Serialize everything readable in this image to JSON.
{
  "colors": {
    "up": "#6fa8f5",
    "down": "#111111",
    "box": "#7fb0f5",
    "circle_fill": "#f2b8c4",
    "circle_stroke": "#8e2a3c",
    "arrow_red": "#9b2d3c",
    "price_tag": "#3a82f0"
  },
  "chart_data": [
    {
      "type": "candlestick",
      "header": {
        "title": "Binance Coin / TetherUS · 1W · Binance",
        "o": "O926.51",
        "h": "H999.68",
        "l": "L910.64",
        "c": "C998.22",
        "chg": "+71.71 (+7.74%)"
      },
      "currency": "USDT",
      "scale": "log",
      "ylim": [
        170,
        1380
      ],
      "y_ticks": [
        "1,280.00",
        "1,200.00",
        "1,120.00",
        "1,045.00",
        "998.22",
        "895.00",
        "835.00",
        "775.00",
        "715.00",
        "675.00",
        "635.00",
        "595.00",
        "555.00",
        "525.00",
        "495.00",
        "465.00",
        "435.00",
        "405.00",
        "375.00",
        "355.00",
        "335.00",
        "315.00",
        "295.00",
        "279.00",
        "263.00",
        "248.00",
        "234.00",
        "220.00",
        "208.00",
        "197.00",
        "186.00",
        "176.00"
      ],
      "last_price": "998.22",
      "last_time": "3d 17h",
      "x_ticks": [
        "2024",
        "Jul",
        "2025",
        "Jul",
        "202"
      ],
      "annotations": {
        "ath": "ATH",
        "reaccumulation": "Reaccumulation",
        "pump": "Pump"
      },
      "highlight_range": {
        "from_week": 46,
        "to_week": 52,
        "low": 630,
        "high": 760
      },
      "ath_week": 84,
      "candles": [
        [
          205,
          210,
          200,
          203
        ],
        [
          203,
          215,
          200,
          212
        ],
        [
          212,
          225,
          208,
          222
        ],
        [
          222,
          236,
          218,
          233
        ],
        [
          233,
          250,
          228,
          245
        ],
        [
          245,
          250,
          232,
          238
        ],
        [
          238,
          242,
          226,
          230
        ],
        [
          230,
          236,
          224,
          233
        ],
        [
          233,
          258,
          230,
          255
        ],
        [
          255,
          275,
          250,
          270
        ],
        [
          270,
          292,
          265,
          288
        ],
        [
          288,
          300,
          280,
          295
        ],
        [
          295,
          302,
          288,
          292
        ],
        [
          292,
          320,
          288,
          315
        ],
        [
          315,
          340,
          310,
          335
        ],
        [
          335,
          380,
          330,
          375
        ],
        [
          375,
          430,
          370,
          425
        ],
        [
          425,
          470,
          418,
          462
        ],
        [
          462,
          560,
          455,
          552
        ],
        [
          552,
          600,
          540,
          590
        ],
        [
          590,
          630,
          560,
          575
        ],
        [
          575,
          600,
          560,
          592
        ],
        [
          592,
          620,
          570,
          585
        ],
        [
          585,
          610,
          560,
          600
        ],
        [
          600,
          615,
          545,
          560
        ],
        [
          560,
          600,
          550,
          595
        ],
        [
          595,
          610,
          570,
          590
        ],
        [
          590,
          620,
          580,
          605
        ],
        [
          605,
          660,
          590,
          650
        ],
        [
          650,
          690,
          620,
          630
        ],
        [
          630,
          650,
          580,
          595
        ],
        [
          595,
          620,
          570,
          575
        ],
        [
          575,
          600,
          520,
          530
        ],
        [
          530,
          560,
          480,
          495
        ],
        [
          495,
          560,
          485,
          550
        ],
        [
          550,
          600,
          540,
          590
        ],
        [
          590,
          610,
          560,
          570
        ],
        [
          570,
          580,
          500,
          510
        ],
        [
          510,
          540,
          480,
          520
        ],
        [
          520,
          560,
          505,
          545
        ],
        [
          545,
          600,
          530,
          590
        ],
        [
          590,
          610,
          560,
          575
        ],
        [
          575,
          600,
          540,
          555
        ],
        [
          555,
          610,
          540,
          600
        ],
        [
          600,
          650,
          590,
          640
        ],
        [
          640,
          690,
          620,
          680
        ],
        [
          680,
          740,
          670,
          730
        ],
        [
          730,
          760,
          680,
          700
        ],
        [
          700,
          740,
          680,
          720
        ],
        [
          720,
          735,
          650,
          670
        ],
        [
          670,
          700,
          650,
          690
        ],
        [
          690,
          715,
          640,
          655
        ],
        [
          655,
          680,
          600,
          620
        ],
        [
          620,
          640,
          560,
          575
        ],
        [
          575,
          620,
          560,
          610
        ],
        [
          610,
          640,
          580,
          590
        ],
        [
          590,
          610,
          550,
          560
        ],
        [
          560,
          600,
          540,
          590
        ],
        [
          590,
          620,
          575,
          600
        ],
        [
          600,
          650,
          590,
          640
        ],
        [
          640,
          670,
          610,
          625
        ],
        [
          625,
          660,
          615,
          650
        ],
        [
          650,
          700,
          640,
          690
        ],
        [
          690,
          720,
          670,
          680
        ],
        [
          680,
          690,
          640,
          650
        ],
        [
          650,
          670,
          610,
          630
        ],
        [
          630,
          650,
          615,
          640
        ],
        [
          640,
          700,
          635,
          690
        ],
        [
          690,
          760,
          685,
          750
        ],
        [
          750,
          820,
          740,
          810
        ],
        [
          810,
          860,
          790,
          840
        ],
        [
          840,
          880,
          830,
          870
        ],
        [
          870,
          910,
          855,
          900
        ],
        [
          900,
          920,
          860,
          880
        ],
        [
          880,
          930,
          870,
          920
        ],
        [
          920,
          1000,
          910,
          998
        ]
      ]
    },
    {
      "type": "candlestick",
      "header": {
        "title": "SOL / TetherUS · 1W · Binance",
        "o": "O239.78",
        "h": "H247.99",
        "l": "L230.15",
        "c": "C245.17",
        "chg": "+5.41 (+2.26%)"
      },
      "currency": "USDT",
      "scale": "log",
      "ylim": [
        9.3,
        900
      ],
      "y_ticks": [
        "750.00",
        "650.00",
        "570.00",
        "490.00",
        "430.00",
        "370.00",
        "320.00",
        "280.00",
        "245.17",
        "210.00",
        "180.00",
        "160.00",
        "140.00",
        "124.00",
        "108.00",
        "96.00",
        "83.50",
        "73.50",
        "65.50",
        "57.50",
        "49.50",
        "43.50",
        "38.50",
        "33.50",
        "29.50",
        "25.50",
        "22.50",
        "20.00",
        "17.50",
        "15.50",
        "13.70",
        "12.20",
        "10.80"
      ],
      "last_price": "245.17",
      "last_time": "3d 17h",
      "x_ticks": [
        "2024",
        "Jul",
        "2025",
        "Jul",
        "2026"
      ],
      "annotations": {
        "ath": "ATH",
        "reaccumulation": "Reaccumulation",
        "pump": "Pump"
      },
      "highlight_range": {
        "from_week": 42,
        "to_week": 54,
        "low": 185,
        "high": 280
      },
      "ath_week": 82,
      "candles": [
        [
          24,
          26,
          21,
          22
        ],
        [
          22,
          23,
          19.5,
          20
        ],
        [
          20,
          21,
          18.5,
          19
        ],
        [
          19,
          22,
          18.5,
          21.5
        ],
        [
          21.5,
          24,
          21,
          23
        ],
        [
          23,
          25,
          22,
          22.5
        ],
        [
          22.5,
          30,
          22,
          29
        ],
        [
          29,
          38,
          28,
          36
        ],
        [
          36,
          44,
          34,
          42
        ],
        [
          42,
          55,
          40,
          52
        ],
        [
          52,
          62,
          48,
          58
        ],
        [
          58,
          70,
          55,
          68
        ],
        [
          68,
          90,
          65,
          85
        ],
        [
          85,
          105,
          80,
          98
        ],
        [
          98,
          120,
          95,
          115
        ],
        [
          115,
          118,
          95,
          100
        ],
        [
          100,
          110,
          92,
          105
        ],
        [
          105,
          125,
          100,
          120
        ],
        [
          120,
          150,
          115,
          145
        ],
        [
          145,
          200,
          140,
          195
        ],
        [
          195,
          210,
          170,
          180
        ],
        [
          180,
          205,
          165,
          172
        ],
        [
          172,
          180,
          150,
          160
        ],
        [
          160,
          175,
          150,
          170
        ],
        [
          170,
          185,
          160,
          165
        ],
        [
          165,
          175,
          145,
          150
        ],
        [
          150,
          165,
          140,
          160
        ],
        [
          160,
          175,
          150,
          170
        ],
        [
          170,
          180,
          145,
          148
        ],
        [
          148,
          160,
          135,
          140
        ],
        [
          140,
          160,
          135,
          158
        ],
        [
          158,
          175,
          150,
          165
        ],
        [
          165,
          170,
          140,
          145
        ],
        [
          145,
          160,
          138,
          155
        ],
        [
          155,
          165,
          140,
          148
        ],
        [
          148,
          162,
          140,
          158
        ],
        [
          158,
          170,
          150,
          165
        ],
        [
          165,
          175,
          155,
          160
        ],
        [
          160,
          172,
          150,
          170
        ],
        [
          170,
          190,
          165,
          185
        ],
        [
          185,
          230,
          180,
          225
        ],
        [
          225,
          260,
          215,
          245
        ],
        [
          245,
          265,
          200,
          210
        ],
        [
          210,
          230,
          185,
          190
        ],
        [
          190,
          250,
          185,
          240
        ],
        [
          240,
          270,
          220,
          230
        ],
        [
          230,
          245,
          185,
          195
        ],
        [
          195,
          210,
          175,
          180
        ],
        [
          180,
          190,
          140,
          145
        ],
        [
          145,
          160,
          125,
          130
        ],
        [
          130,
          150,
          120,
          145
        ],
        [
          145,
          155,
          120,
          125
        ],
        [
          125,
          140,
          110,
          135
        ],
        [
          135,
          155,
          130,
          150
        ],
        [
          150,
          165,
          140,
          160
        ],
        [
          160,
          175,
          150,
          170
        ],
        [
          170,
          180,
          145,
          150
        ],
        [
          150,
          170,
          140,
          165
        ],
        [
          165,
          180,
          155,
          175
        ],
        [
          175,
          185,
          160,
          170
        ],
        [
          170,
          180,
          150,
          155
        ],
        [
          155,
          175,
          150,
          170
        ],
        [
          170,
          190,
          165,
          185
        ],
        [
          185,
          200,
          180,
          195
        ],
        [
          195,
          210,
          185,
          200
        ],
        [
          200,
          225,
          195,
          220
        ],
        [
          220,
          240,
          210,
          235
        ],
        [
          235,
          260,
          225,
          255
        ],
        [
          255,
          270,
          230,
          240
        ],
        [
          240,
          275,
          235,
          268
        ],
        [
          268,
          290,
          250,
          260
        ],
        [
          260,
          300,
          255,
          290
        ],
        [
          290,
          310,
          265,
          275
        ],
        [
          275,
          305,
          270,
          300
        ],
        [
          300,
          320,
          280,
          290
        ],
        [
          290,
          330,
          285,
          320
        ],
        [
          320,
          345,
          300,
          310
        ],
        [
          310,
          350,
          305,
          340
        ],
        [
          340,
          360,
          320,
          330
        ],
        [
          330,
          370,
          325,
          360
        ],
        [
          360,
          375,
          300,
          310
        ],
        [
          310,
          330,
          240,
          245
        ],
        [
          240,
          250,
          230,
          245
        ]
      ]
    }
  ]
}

────

For each line of the listing that holds the word "Binance", show that line.

_Answer to this exercise_.
        "title": "Binance Coin / TetherUS · 1W · Binance",
        "title": "SOL / TetherUS · 1W · Binance",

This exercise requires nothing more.